___ Records supplied

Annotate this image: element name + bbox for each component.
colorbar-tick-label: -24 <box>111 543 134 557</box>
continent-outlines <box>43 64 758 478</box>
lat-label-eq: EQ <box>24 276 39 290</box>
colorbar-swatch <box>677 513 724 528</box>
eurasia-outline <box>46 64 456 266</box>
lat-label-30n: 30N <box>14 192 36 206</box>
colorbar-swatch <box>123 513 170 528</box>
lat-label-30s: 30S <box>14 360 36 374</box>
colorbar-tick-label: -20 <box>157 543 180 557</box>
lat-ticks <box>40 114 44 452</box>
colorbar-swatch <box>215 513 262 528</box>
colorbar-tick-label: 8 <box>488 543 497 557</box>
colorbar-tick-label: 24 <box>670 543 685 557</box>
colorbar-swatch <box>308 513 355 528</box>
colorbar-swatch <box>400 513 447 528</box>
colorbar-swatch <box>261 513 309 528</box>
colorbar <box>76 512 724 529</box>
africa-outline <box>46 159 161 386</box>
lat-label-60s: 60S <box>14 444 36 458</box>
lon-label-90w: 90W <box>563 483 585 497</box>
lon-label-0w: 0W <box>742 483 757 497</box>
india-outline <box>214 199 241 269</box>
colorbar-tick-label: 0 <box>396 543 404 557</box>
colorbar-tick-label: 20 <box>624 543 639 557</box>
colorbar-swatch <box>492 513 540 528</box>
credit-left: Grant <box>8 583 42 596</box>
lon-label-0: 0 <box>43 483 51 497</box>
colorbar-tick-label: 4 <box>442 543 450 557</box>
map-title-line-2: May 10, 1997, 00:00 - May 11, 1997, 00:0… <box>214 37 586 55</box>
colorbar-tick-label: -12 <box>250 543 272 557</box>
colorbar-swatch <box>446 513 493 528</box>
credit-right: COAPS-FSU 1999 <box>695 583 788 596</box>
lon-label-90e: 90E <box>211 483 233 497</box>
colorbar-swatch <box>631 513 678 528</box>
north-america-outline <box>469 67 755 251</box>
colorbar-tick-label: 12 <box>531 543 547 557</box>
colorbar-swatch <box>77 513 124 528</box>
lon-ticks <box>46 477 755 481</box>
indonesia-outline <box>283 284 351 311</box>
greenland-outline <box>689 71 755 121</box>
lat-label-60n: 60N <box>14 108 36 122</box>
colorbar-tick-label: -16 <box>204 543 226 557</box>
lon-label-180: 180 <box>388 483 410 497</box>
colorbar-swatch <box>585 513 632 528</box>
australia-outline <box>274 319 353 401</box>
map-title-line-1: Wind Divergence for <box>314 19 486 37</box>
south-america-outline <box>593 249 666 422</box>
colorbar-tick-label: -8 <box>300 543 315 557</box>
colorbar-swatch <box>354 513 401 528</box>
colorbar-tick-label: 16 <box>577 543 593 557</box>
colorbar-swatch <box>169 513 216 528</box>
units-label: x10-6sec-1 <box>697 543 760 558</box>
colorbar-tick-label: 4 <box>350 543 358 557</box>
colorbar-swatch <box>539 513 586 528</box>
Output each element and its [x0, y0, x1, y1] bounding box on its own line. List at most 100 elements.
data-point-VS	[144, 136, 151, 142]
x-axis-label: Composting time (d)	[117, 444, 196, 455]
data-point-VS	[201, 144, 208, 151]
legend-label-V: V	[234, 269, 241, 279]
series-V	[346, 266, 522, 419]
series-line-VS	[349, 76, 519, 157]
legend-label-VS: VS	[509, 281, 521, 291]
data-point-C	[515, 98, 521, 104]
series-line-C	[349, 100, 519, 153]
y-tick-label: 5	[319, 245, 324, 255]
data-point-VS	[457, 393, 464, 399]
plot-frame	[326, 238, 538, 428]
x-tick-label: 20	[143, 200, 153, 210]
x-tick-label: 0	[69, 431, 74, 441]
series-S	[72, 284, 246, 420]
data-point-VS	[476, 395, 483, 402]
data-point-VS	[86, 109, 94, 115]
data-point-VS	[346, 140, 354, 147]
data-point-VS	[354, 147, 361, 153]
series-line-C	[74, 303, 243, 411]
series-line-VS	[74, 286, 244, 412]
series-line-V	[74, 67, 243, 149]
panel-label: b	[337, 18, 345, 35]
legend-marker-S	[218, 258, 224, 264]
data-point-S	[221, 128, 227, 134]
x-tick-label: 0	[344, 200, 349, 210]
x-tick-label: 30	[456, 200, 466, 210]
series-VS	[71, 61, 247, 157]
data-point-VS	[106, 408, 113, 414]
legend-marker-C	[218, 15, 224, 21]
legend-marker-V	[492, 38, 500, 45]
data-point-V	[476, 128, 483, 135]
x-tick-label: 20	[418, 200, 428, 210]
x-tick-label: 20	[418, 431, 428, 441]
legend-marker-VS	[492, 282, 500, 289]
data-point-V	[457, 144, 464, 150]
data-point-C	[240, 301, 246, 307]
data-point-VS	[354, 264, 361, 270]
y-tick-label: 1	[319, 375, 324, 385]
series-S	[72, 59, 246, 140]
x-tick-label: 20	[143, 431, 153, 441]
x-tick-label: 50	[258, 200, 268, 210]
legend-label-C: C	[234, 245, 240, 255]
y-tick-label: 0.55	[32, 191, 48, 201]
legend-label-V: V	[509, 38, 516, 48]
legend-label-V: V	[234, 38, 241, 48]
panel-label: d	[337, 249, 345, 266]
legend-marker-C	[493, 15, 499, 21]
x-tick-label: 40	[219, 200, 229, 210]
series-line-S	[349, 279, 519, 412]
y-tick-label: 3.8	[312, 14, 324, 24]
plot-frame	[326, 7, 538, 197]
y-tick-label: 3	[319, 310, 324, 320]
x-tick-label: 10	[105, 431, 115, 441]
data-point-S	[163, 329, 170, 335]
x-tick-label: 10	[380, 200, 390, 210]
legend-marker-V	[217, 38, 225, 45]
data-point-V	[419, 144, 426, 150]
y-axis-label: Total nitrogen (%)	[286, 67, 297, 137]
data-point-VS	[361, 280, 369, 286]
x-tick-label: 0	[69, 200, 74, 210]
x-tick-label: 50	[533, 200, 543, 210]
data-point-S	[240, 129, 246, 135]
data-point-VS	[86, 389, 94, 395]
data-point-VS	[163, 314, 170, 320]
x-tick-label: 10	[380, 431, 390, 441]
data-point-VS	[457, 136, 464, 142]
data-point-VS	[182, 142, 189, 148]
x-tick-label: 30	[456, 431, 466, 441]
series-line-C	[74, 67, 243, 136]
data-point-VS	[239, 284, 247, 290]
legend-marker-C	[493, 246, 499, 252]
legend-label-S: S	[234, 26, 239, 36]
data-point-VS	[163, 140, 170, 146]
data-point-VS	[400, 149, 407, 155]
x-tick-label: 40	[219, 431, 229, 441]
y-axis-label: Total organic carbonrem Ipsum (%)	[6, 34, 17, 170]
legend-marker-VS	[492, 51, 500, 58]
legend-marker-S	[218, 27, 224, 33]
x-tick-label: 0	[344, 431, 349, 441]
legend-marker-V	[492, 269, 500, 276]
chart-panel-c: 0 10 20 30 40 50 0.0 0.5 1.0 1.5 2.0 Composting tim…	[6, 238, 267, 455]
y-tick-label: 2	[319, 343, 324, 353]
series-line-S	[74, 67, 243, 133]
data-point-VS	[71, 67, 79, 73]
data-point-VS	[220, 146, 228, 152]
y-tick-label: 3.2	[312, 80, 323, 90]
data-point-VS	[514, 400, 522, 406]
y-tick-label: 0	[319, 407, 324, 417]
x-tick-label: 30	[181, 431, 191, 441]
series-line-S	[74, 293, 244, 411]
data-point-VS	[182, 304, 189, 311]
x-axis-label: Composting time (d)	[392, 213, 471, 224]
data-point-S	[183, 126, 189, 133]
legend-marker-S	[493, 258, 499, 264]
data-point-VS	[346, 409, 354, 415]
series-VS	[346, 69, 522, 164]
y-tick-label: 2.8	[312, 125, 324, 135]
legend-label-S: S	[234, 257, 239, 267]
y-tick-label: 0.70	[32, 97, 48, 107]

______

▶ [Exercise instructions] Reproduce the data verbatim, beginning with its first line and ending after the line that contains "india-outline <box>214 199 241 269</box>". Include both of those lines and nothing beyond them.

▶ [The solution]
Annotate this image: element name + bbox for each component.
colorbar-tick-label: -24 <box>111 543 134 557</box>
continent-outlines <box>43 64 758 478</box>
lat-label-eq: EQ <box>24 276 39 290</box>
colorbar-swatch <box>677 513 724 528</box>
eurasia-outline <box>46 64 456 266</box>
lat-label-30n: 30N <box>14 192 36 206</box>
colorbar-swatch <box>123 513 170 528</box>
lat-label-30s: 30S <box>14 360 36 374</box>
colorbar-tick-label: -20 <box>157 543 180 557</box>
lat-ticks <box>40 114 44 452</box>
colorbar-swatch <box>215 513 262 528</box>
colorbar-tick-label: 8 <box>488 543 497 557</box>
colorbar-tick-label: 24 <box>670 543 685 557</box>
colorbar-swatch <box>308 513 355 528</box>
colorbar-swatch <box>400 513 447 528</box>
colorbar-swatch <box>261 513 309 528</box>
colorbar <box>76 512 724 529</box>
africa-outline <box>46 159 161 386</box>
lat-label-60s: 60S <box>14 444 36 458</box>
lon-label-90w: 90W <box>563 483 585 497</box>
lon-label-0w: 0W <box>742 483 757 497</box>
india-outline <box>214 199 241 269</box>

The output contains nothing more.